◆ THE REQUEST ◆
Copy the data that follows, character for character, minus the pictures.

— begin RECORD SET —

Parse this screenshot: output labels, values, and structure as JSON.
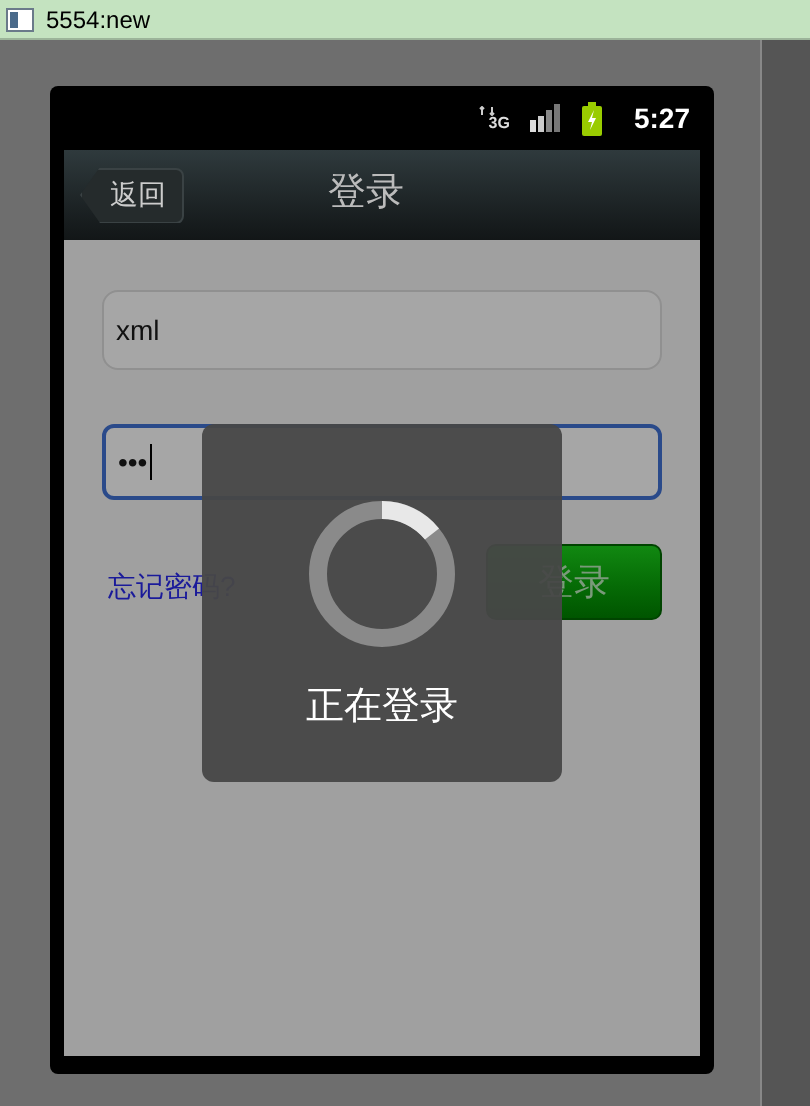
{
  "window": {
    "title": "5554:new"
  },
  "status_bar": {
    "network": "3G",
    "time": "5:27"
  },
  "header": {
    "back": "返回",
    "title": "登录"
  },
  "form": {
    "username": "xml",
    "password": "•••",
    "password_focused": true,
    "forgot_link": "忘记密码?",
    "login_button": "登录"
  },
  "progress_dialog": {
    "message": "正在登录"
  }
}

— end RECORD SET —

◆ SOLUTION TO THIS EXERCISE ◆
Parse this screenshot: output labels, values, and structure as JSON.
{
  "window": {
    "title": "5554:new"
  },
  "status_bar": {
    "network": "3G",
    "time": "5:27"
  },
  "header": {
    "back": "返回",
    "title": "登录"
  },
  "form": {
    "username": "xml",
    "password": "•••",
    "password_focused": true,
    "forgot_link": "忘记密码?",
    "login_button": "登录"
  },
  "progress_dialog": {
    "message": "正在登录"
  }
}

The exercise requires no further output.